作業内容: 下の排気構造の文書抜粋から、「図2に示されているように、シ」から「るよう、不連続に形成される。」までを一字も変えずに書き出すこと。

文書抜粋:
____

図2に示されているように、シャワーヘッド240の外周には、シャワーヘッド240内の第2バッファ空間240d内を排気する複数の排気口241が周方向に等間隔に配置されて開設されている。各排気口241には排気管242の一端がそれぞれ接続されており、各排気管242の他端は排気流量調整器243および開閉バルブ244を介して真空ポンプなどの排気装置に接続されている。排気流量調整器243は、複数の排気口241から排気される処理ガスの排気流量を調整することで、シャワーヘッド240内部の中心部から外周方向への圧力勾配を制御する制御部、を構成している。
【0020】
<排気ダクト>
処理室201の内壁側面には、段差部201aが設けられている。この段差部201aは、コンダクタンスプレート204をウェハ処理位置近傍に保持するように構成されている。コンダクタンスプレート204は、内周部にウェハ200を収容する穴が設けられた1枚のドーナツ状(リング状)をした円板として構成されている。コンダクタンスプレート204の外周部には、所定間隔を開けて周方向に配列された複数の排出口204aが設けられている。排出口204aは、コンダクタンスプレート204の外周部がコンダクタンスプレート204の内周部を支えることができるよう、不連続に形成される。
【0021】
一方、支持台203の外周部には、ロワープレート205が係止している。ロワープレート205は、リング状の凹部205bと、凹部205bの内側上部に一体的に設けられたフランジ部205aとを備えている。凹部205bは、支持台203の外周部と、処理室201の内壁側面との隙間を塞ぐように設けられている。凹部205bの底部のうち排気口260付近の一部には、凹部205b内から排気口260側へガスを排出(流通)させるためのプレート排気口205cが設けられている。フランジ部205aは、支持台203の上部外周縁上に係止する係止部として機能する。フランジ部205aが支持台203の上部外周縁上に係止することにより、ロワープレート205が、支持台203の昇降に伴い、支持台203と共に昇降されるようになっている。

____

提供データ:
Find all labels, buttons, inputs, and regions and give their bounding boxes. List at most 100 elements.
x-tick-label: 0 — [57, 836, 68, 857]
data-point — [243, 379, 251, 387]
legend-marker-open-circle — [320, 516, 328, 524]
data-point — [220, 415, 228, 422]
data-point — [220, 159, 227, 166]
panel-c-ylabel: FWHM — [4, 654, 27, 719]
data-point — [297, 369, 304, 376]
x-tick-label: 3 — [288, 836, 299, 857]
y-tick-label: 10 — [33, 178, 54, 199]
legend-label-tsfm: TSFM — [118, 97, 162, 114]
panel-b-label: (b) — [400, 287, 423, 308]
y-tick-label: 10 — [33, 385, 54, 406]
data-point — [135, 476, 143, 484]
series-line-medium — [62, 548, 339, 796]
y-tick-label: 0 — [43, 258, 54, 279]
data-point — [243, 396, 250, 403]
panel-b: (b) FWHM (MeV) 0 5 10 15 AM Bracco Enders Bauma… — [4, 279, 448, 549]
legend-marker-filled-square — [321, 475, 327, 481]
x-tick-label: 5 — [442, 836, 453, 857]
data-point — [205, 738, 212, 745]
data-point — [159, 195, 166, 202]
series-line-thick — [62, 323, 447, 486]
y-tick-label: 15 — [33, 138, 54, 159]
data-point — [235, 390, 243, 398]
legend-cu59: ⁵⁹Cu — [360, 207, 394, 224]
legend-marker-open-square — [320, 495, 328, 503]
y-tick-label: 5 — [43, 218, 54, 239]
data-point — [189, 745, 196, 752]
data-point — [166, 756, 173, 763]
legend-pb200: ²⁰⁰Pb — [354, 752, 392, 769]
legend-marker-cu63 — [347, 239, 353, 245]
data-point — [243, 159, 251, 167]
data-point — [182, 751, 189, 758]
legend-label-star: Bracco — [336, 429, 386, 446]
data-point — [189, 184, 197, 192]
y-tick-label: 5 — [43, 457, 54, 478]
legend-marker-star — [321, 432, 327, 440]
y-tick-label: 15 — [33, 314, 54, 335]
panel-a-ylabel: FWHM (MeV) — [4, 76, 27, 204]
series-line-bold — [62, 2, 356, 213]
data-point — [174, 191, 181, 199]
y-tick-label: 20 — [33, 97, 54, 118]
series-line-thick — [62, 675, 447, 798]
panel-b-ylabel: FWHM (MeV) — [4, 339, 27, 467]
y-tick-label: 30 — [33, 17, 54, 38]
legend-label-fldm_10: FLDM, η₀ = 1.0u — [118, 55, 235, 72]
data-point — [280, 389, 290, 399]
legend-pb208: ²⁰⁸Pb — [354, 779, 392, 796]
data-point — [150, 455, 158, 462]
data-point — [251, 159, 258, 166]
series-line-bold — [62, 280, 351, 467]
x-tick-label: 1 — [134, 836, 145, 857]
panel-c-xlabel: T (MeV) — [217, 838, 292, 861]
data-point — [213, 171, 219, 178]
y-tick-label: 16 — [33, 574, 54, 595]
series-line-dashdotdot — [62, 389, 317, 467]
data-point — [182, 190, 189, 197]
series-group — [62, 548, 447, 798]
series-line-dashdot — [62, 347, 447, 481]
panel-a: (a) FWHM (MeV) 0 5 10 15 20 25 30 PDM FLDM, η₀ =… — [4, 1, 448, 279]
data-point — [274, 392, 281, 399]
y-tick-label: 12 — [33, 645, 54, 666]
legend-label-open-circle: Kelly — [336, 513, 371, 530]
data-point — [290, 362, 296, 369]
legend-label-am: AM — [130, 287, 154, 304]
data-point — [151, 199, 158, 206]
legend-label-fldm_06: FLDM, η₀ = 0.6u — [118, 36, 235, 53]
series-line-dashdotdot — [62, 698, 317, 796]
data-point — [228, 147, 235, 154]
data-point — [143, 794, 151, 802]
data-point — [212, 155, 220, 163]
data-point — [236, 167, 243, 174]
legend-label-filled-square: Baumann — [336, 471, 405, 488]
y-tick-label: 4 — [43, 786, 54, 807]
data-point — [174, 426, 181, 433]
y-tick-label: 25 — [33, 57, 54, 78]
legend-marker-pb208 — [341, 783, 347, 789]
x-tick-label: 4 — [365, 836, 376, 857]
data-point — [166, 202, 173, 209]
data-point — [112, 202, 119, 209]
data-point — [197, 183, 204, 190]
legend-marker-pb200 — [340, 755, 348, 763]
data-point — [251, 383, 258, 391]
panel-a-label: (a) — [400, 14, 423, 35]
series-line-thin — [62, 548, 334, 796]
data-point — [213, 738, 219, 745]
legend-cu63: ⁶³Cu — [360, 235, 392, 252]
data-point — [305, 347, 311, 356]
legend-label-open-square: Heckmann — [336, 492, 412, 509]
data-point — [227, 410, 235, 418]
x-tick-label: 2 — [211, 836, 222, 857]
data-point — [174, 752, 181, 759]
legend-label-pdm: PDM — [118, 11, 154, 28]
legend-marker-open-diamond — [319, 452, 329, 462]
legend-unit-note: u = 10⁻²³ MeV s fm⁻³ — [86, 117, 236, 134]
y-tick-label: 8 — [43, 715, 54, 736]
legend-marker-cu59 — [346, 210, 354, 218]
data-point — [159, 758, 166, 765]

____

出力:
図2に示されているように、シャワーヘッド240の外周には、シャワーヘッド240内の第2バッファ空間240d内を排気する複数の排気口241が周方向に等間隔に配置されて開設されている。各排気口241には排気管242の一端がそれぞれ接続されており、各排気管242の他端は排気流量調整器243および開閉バルブ244を介して真空ポンプなどの排気装置に接続されている。排気流量調整器243は、複数の排気口241から排気される処理ガスの排気流量を調整することで、シャワーヘッド240内部の中心部から外周方向への圧力勾配を制御する制御部、を構成している。
【0020】
<排気ダクト>
処理室201の内壁側面には、段差部201aが設けられている。この段差部201aは、コンダクタンスプレート204をウェハ処理位置近傍に保持するように構成されている。コンダクタンスプレート204は、内周部にウェハ200を収容する穴が設けられた1枚のドーナツ状(リング状)をした円板として構成されている。コンダクタンスプレート204の外周部には、所定間隔を開けて周方向に配列された複数の排出口204aが設けられている。排出口204aは、コンダクタンスプレート204の外周部がコンダクタンスプレート204の内周部を支えることができるよう、不連続に形成される。